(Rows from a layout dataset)
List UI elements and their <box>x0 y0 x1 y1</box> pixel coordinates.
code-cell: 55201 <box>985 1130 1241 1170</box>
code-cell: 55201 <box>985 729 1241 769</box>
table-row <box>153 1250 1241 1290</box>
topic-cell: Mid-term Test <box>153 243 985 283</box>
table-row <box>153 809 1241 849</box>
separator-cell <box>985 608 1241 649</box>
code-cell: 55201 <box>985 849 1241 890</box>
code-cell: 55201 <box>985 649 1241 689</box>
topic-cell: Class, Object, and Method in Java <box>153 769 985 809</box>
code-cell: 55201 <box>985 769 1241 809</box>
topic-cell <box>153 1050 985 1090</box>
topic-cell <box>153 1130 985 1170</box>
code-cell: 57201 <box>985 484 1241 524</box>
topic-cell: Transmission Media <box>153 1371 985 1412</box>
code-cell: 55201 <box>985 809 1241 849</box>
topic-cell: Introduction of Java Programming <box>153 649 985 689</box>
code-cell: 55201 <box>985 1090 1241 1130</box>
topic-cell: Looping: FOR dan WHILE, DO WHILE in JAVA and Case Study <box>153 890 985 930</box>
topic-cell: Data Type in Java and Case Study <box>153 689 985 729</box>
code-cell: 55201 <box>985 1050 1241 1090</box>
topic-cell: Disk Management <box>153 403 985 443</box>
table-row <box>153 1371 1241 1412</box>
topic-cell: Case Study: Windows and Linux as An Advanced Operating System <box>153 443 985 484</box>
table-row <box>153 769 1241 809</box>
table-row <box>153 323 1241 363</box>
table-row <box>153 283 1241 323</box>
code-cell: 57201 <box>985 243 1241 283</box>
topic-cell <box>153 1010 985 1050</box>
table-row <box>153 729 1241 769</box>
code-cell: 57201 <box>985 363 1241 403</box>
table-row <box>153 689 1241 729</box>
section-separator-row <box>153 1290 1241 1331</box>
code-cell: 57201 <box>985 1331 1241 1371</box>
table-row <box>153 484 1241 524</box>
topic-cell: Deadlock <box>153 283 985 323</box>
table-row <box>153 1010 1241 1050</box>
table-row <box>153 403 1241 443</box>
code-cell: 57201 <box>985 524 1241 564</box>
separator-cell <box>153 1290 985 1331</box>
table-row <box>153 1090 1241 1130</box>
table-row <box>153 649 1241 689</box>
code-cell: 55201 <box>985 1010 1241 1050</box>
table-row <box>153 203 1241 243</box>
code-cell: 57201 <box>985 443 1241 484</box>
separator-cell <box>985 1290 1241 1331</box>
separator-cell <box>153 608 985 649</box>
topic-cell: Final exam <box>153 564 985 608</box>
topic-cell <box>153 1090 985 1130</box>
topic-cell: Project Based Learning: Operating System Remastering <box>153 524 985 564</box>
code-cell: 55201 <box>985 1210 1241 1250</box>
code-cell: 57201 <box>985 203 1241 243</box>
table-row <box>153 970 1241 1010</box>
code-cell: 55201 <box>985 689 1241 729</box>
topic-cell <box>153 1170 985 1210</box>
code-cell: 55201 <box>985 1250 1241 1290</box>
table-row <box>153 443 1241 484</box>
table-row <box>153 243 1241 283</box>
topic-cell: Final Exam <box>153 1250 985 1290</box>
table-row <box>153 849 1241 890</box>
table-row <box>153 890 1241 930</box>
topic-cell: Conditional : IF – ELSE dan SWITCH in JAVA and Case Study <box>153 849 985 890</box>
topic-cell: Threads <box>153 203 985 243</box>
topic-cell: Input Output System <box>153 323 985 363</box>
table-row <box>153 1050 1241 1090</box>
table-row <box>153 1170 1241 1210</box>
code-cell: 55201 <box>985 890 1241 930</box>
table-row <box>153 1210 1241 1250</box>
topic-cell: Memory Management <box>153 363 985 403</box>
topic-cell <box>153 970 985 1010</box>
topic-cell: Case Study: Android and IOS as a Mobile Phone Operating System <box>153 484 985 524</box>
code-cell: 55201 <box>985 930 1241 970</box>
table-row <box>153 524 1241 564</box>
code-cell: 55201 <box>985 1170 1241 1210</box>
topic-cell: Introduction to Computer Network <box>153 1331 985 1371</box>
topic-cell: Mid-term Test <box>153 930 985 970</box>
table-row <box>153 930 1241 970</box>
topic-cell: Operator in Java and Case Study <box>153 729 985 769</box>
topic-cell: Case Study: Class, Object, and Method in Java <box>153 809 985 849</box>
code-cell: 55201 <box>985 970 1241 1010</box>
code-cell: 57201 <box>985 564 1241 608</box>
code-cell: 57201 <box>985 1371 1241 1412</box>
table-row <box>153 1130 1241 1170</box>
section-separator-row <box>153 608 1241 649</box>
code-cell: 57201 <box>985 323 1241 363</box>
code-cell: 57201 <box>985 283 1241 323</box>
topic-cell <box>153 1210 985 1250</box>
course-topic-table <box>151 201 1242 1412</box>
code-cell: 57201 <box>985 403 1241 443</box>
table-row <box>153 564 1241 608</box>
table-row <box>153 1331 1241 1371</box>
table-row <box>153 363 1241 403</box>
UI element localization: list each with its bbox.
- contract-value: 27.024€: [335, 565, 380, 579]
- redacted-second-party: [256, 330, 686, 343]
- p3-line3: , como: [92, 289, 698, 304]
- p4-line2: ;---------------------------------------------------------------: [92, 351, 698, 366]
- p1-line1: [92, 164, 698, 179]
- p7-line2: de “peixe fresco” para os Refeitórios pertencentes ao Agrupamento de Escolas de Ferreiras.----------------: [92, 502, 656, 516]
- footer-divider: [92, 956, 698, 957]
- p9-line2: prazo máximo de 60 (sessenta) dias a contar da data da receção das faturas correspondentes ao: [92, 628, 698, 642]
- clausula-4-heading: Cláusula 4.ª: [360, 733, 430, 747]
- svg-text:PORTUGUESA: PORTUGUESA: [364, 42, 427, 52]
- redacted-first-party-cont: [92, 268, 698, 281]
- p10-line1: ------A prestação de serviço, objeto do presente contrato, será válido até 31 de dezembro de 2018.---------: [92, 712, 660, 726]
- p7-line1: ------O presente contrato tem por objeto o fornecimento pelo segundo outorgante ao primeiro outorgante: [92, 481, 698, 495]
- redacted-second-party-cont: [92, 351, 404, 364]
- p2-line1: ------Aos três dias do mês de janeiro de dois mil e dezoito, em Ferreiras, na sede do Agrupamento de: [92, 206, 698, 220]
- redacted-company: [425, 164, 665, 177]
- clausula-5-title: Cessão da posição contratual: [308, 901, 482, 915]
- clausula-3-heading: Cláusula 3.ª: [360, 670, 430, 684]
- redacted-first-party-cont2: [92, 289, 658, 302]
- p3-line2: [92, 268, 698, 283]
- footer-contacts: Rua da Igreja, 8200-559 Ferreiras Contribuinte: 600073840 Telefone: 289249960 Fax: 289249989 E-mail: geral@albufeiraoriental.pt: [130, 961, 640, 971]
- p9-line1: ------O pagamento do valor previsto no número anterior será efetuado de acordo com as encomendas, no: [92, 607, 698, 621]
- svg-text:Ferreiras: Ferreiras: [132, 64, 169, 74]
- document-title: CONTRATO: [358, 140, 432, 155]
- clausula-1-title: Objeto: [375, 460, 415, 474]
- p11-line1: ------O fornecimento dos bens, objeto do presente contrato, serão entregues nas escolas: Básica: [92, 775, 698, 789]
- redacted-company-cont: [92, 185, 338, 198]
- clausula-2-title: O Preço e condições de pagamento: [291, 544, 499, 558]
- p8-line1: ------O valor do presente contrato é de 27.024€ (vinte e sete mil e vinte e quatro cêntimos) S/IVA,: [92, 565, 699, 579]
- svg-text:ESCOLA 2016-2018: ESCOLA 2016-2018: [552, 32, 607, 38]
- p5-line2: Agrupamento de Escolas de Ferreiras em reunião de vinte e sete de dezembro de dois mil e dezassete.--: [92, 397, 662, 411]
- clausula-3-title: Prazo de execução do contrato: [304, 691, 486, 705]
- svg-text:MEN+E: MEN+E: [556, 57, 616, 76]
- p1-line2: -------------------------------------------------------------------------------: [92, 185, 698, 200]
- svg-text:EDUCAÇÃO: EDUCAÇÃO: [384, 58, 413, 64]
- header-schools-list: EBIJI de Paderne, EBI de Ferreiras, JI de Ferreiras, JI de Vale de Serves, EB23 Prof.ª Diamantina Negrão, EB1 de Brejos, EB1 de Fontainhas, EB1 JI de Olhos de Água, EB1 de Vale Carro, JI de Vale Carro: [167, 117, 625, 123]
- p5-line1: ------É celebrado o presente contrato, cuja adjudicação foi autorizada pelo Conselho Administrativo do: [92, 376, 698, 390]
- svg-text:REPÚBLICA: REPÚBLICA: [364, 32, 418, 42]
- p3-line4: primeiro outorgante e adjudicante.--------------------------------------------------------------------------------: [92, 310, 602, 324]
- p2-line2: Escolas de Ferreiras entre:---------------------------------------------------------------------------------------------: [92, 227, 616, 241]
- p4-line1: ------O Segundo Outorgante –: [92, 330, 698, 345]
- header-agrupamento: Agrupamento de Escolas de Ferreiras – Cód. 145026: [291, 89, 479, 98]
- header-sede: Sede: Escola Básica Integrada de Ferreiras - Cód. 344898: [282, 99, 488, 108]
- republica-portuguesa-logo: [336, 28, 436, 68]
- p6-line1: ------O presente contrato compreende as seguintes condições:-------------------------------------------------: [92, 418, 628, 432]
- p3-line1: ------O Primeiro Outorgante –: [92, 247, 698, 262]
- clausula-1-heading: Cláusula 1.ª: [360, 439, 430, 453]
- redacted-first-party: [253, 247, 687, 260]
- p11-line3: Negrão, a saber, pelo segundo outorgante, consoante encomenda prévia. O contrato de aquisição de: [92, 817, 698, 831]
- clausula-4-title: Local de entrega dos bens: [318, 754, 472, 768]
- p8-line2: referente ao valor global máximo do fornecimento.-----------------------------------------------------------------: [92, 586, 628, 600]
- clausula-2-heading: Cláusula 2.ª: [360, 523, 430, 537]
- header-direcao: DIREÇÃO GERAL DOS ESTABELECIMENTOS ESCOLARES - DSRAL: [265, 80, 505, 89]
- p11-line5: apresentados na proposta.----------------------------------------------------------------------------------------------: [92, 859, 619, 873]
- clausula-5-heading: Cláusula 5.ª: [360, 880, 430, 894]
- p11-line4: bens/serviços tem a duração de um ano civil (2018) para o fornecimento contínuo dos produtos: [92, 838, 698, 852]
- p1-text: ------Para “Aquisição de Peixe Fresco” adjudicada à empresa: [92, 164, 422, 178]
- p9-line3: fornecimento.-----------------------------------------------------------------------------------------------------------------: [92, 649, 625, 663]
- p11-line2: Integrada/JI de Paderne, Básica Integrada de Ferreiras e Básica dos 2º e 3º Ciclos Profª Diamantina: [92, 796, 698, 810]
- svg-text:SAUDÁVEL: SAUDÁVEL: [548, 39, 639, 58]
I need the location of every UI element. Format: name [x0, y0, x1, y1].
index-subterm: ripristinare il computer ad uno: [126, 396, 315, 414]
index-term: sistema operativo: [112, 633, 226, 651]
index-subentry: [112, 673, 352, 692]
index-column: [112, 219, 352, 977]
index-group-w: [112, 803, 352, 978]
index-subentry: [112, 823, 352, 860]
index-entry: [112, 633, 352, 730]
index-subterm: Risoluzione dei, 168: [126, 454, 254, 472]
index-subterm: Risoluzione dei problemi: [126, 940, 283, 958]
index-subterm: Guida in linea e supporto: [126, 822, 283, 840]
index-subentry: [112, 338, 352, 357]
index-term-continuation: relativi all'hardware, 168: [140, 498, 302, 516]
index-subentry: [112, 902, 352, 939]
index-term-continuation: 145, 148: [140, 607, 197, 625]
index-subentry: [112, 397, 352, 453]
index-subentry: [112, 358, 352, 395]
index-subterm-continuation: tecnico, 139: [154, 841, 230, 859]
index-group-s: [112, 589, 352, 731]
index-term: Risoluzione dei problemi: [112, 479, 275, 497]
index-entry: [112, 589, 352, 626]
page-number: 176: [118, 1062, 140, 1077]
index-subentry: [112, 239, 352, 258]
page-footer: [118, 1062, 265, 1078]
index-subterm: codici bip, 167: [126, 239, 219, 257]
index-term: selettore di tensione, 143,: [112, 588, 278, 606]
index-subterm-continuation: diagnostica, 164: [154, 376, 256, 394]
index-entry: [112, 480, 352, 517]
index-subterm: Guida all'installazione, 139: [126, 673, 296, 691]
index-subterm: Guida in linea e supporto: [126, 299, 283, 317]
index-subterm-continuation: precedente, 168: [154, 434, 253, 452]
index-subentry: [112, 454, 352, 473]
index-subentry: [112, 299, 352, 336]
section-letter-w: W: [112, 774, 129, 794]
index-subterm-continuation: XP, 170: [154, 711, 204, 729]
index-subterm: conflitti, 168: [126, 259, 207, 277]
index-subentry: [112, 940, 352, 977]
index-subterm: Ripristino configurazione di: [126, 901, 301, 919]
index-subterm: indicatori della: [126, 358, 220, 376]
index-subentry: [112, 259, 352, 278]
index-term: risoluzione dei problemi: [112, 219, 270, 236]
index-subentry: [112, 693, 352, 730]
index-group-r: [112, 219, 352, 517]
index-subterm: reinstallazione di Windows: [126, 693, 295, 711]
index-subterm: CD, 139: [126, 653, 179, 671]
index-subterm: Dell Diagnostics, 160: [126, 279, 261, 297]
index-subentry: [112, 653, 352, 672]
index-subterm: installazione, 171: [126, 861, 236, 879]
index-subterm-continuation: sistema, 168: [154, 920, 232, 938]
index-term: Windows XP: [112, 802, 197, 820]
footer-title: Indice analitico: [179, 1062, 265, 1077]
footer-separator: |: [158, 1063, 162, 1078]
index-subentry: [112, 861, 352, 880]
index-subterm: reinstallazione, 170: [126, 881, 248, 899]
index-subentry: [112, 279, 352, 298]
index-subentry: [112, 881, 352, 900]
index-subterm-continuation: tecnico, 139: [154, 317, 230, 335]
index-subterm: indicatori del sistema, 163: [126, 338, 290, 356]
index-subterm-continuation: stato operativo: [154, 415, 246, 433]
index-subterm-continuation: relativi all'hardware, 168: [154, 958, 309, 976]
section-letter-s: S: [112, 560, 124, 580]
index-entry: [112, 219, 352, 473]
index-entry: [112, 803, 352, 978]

▶ The problem
Reproduce, unchanged, the entries from the very first line through the line containing "code-cell: 55201 <box>985 769 1241 809</box>", with both of those lines included.

▶ Response to the task
List UI elements and their <box>x0 y0 x1 y1</box> pixel coordinates.
code-cell: 55201 <box>985 1130 1241 1170</box>
code-cell: 55201 <box>985 729 1241 769</box>
table-row <box>153 1250 1241 1290</box>
topic-cell: Mid-term Test <box>153 243 985 283</box>
table-row <box>153 809 1241 849</box>
separator-cell <box>985 608 1241 649</box>
code-cell: 55201 <box>985 849 1241 890</box>
code-cell: 55201 <box>985 649 1241 689</box>
topic-cell: Class, Object, and Method in Java <box>153 769 985 809</box>
code-cell: 55201 <box>985 769 1241 809</box>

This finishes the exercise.